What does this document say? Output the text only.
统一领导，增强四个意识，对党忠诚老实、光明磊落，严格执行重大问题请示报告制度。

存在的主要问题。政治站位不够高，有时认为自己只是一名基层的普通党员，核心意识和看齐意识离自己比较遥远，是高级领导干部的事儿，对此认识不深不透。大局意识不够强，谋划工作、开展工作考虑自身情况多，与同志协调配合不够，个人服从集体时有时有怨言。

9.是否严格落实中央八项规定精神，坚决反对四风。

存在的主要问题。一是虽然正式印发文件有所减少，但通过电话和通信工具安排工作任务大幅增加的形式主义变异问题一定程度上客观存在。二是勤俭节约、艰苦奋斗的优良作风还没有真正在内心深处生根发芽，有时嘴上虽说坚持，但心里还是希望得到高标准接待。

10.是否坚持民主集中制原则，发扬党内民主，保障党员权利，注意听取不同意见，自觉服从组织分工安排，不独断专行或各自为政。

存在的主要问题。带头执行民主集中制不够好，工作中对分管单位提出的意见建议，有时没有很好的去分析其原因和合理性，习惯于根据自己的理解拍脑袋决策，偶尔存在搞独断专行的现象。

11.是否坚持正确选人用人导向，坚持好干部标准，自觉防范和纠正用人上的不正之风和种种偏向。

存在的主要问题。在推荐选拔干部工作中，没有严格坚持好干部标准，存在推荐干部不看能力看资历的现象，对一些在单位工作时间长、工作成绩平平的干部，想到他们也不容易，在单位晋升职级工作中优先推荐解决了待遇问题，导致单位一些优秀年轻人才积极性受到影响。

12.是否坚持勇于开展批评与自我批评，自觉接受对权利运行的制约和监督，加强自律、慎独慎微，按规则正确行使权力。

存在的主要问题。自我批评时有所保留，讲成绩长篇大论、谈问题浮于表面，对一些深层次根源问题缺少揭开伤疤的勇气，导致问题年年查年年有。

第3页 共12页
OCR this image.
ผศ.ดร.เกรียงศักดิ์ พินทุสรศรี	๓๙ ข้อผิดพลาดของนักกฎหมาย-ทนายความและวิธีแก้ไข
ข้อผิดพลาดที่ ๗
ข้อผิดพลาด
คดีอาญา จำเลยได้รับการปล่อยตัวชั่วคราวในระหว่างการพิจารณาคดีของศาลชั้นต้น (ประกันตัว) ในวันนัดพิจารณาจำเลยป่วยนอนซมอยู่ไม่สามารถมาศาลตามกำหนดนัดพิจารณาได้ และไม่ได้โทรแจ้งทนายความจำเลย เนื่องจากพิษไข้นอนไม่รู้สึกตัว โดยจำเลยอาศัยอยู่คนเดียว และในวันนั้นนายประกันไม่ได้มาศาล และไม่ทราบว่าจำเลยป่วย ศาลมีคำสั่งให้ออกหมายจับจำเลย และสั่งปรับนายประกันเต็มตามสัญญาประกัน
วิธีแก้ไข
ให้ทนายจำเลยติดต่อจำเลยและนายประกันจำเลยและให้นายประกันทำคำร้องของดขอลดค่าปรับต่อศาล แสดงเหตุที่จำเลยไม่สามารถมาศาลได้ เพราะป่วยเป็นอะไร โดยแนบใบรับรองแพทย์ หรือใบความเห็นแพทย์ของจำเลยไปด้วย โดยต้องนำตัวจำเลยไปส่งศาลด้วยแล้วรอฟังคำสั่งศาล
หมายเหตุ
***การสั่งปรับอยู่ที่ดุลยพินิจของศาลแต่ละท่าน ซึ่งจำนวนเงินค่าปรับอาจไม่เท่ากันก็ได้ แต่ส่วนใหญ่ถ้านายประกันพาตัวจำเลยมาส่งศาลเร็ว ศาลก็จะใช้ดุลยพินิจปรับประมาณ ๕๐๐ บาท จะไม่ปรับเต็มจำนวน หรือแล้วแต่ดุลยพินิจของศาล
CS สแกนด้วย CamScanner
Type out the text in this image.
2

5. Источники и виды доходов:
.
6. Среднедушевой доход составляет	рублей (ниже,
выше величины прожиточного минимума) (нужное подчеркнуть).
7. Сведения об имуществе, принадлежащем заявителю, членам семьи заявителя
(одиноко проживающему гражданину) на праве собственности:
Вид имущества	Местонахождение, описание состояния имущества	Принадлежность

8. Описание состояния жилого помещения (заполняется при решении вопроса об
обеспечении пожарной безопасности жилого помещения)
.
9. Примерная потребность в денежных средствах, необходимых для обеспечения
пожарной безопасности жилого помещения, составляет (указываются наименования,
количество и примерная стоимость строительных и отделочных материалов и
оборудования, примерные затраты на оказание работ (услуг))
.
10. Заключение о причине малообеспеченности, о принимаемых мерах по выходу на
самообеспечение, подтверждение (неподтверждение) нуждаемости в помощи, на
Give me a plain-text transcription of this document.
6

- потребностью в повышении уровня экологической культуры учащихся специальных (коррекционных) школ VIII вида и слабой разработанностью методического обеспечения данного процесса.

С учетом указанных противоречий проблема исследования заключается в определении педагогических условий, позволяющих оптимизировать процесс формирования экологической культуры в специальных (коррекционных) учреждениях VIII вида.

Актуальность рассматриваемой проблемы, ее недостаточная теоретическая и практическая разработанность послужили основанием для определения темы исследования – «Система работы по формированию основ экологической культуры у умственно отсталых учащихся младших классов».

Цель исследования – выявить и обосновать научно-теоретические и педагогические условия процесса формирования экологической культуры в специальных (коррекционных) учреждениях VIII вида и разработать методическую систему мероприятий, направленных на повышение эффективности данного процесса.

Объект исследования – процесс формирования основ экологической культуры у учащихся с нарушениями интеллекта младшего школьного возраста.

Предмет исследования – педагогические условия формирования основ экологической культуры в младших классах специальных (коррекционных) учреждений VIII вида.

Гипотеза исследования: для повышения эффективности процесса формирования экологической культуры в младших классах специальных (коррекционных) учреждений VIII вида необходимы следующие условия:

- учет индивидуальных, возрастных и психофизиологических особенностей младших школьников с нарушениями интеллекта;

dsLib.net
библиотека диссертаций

Problem to work on
Gather each line in these records that contains the string "обеспечения".

The reply
9. Примерная потребность в денежных средствах, необходимых для обеспечения
- потребностью в повышении уровня экологической культуры учащихся специальных (коррекционных) школ VIII вида и слабой разработанностью методического обеспечения данного процесса.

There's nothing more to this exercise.